Requirement:
What follows is a block of records; restate each one word for word.

(Rows from a dataset)

------

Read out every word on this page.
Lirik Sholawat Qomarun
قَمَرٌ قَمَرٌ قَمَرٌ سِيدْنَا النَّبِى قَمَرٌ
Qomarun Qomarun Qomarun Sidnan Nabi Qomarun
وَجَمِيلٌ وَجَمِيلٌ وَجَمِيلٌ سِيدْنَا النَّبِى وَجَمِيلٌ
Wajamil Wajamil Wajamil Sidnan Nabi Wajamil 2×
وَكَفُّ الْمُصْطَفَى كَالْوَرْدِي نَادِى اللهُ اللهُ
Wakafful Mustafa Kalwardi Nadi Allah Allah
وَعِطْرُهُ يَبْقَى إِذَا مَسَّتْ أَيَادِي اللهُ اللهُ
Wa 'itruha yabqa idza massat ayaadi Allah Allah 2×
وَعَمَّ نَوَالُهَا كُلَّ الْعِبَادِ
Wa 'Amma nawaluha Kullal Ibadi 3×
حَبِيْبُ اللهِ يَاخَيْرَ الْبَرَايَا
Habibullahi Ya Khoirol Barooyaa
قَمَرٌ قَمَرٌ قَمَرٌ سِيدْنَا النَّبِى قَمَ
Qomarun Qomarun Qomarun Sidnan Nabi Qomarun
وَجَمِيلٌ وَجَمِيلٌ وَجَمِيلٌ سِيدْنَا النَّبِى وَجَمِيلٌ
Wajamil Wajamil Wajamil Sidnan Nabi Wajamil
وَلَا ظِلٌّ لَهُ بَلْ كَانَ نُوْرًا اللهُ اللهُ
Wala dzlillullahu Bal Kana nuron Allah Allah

------

Exercise answer:
Read out every word on this page.
Lirik Sholawat Qomarun
قَمَرٌ قَمَرٌ قَمَرٌ سِيدْنَا النَّبِى قَمَرٌ
Qomarun Qomarun Qomarun Sidnan Nabi Qomarun
وَجَمِيلٌ وَجَمِيلٌ وَجَمِيلٌ سِيدْنَا النَّبِى وَجَمِيلٌ
Wajamil Wajamil Wajamil Sidnan Nabi Wajamil 2×
وَكَفُّ الْمُصْطَفَى كَالْوَرْدِي نَادِى اللهُ اللهُ
Wakafful Mustafa Kalwardi Nadi Allah Allah
وَعِطْرُهُ يَبْقَى إِذَا مَسَّتْ أَيَادِي اللهُ اللهُ
Wa 'itruha yabqa idza massat ayaadi Allah Allah 2×
وَعَمَّ نَوَالُهَا كُلَّ الْعِبَادِ
Wa 'Amma nawaluha Kullal Ibadi 3×
حَبِيْبُ اللهِ يَاخَيْرَ الْبَرَايَا
Habibullahi Ya Khoirol Barooyaa
قَمَرٌ قَمَرٌ قَمَرٌ سِيدْنَا النَّبِى قَمَ
Qomarun Qomarun Qomarun Sidnan Nabi Qomarun
وَجَمِيلٌ وَجَمِيلٌ وَجَمِيلٌ سِيدْنَا النَّبِى وَجَمِيلٌ
Wajamil Wajamil Wajamil Sidnan Nabi Wajamil
وَلَا ظِلٌّ لَهُ بَلْ كَانَ نُوْرًا اللهُ اللهُ
Wala dzlillullahu Bal Kana nuron Allah Allah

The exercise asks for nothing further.